_PROBLEM DESCRIPTION_:
Reproduce all entries precisely as they are written.

(Raw records)
— start —

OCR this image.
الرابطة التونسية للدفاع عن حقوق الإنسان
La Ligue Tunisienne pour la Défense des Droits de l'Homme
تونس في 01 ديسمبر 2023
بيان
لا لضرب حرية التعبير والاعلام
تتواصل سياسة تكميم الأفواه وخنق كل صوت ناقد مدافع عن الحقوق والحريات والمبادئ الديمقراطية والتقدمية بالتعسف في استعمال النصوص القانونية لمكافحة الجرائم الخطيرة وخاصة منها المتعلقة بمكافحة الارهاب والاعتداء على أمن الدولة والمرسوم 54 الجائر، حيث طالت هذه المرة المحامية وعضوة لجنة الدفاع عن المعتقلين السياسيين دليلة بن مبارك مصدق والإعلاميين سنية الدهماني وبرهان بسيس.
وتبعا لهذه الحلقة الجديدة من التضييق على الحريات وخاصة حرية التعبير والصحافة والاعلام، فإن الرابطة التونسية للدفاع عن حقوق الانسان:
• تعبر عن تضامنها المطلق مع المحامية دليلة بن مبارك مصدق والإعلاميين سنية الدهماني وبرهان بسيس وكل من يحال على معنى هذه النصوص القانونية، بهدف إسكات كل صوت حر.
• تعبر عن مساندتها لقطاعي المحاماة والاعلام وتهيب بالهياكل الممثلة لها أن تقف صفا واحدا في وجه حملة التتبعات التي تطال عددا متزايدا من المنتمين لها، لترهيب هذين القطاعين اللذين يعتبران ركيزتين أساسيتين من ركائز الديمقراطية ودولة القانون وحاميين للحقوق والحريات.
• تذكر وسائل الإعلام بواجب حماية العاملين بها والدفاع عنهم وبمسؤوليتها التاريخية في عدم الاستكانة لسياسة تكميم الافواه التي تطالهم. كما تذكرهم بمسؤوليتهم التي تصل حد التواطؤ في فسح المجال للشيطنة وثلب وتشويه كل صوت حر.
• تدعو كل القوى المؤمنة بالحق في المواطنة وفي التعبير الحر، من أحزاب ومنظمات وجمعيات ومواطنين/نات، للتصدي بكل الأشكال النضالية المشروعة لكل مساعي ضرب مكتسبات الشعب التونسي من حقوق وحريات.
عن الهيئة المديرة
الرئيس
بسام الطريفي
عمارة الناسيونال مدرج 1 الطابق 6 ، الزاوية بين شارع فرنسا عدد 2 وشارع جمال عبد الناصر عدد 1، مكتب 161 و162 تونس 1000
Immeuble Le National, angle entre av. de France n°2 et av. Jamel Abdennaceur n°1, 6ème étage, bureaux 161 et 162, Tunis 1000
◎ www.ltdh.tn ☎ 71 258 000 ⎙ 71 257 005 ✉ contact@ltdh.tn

— end —

_WORKED SOLUTION_:
OCR this image.
الرابطة التونسية للدفاع عن حقوق الإنسان
La Ligue Tunisienne pour la Défense des Droits de l'Homme
تونس في 01 ديسمبر 2023
بيان
لا لضرب حرية التعبير والاعلام
تتواصل سياسة تكميم الأفواه وخنق كل صوت ناقد مدافع عن الحقوق والحريات والمبادئ الديمقراطية والتقدمية بالتعسف في استعمال النصوص القانونية لمكافحة الجرائم الخطيرة وخاصة منها المتعلقة بمكافحة الارهاب والاعتداء على أمن الدولة والمرسوم 54 الجائر، حيث طالت هذه المرة المحامية وعضوة لجنة الدفاع عن المعتقلين السياسيين دليلة بن مبارك مصدق والإعلاميين سنية الدهماني وبرهان بسيس.
وتبعا لهذه الحلقة الجديدة من التضييق على الحريات وخاصة حرية التعبير والصحافة والاعلام، فإن الرابطة التونسية للدفاع عن حقوق الانسان:
• تعبر عن تضامنها المطلق مع المحامية دليلة بن مبارك مصدق والإعلاميين سنية الدهماني وبرهان بسيس وكل من يحال على معنى هذه النصوص القانونية، بهدف إسكات كل صوت حر.
• تعبر عن مساندتها لقطاعي المحاماة والاعلام وتهيب بالهياكل الممثلة لها أن تقف صفا واحدا في وجه حملة التتبعات التي تطال عددا متزايدا من المنتمين لها، لترهيب هذين القطاعين اللذين يعتبران ركيزتين أساسيتين من ركائز الديمقراطية ودولة القانون وحاميين للحقوق والحريات.
• تذكر وسائل الإعلام بواجب حماية العاملين بها والدفاع عنهم وبمسؤوليتها التاريخية في عدم الاستكانة لسياسة تكميم الافواه التي تطالهم. كما تذكرهم بمسؤوليتهم التي تصل حد التواطؤ في فسح المجال للشيطنة وثلب وتشويه كل صوت حر.
• تدعو كل القوى المؤمنة بالحق في المواطنة وفي التعبير الحر، من أحزاب ومنظمات وجمعيات ومواطنين/نات، للتصدي بكل الأشكال النضالية المشروعة لكل مساعي ضرب مكتسبات الشعب التونسي من حقوق وحريات.
عن الهيئة المديرة
الرئيس
بسام الطريفي
عمارة الناسيونال مدرج 1 الطابق 6 ، الزاوية بين شارع فرنسا عدد 2 وشارع جمال عبد الناصر عدد 1، مكتب 161 و162 تونس 1000
Immeuble Le National, angle entre av. de France n°2 et av. Jamel Abdennaceur n°1, 6ème étage, bureaux 161 et 162, Tunis 1000
◎ www.ltdh.tn ☎ 71 258 000 ⎙ 71 257 005 ✉ contact@ltdh.tn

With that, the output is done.